[Requirement] Quote the whole listing word for word. Do not include the pictures.

[Supplied information]
begin

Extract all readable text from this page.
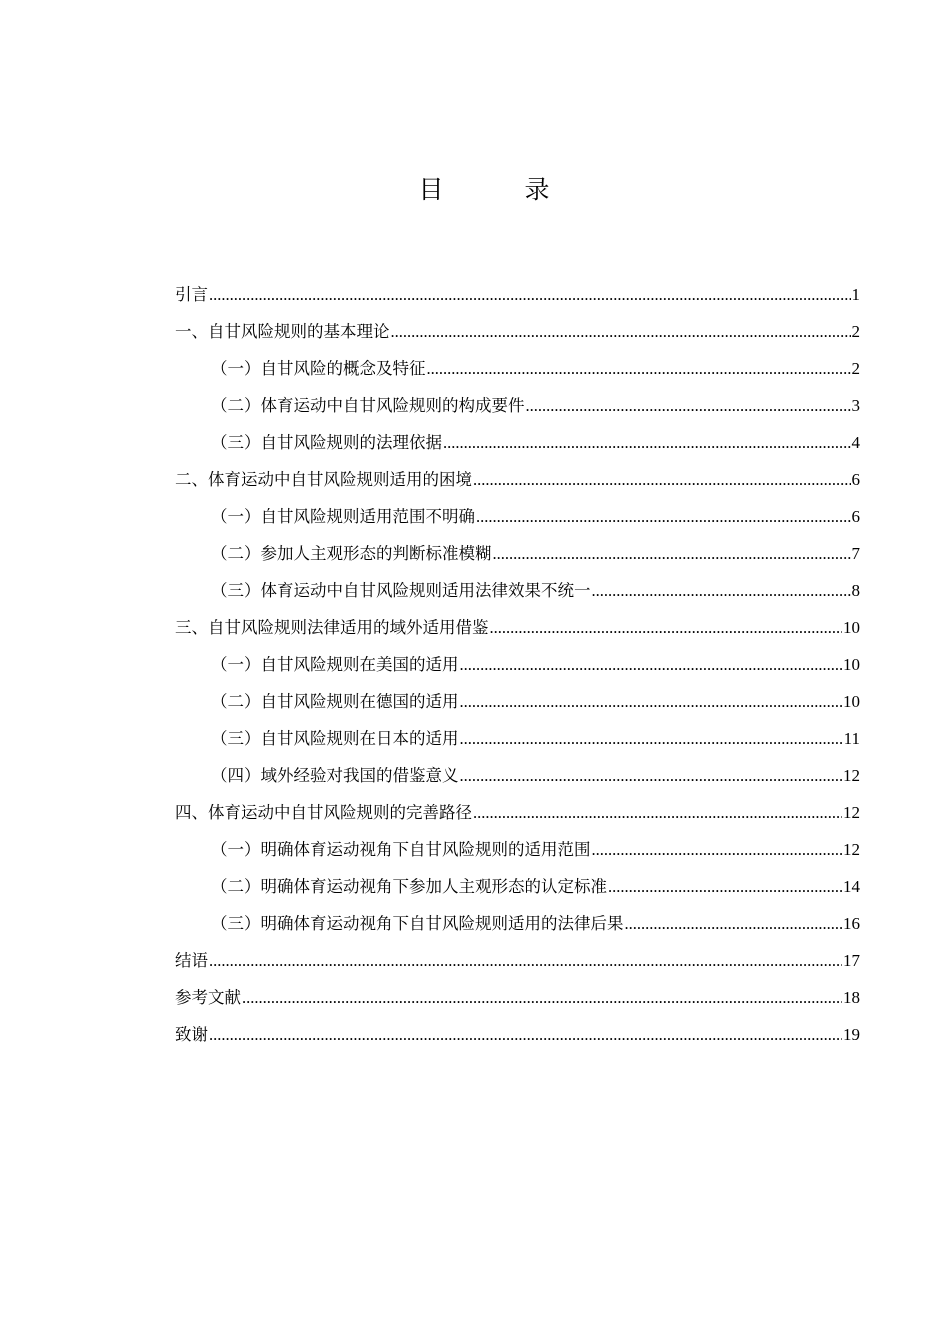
目　录
引言 .....	1
一、自甘风险规则的基本理论 .....	2
（一）自甘风险的概念及特征 .....	2
（二）体育运动中自甘风险规则的构成要件 .....	3
（三）自甘风险规则的法理依据 .....	4
二、体育运动中自甘风险规则适用的困境 .....	6
（一）自甘风险规则适用范围不明确 .....	6
（二）参加人主观形态的判断标准模糊 .....	7
（三）体育运动中自甘风险规则适用法律效果不统一 .....	8
三、自甘风险规则法律适用的域外适用借鉴 .....	10
（一）自甘风险规则在美国的适用 .....	10
（二）自甘风险规则在德国的适用 .....	10
（三）自甘风险规则在日本的适用 .....	11
（四）域外经验对我国的借鉴意义 .....	12
四、体育运动中自甘风险规则的完善路径 .....	12
（一）明确体育运动视角下自甘风险规则的适用范围 .....	12
（二）明确体育运动视角下参加人主观形态的认定标准 .....	14
（三）明确体育运动视角下自甘风险规则适用的法律后果 .....	16
结语 .....	17
参考文献 .....	18
致谢 .....	19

end

[Written reply]
Extract all readable text from this page.
目　录
引言 .....	1
一、自甘风险规则的基本理论 .....	2
（一）自甘风险的概念及特征 .....	2
（二）体育运动中自甘风险规则的构成要件 .....	3
（三）自甘风险规则的法理依据 .....	4
二、体育运动中自甘风险规则适用的困境 .....	6
（一）自甘风险规则适用范围不明确 .....	6
（二）参加人主观形态的判断标准模糊 .....	7
（三）体育运动中自甘风险规则适用法律效果不统一 .....	8
三、自甘风险规则法律适用的域外适用借鉴 .....	10
（一）自甘风险规则在美国的适用 .....	10
（二）自甘风险规则在德国的适用 .....	10
（三）自甘风险规则在日本的适用 .....	11
（四）域外经验对我国的借鉴意义 .....	12
四、体育运动中自甘风险规则的完善路径 .....	12
（一）明确体育运动视角下自甘风险规则的适用范围 .....	12
（二）明确体育运动视角下参加人主观形态的认定标准 .....	14
（三）明确体育运动视角下自甘风险规则适用的法律后果 .....	16
结语 .....	17
参考文献 .....	18
致谢 .....	19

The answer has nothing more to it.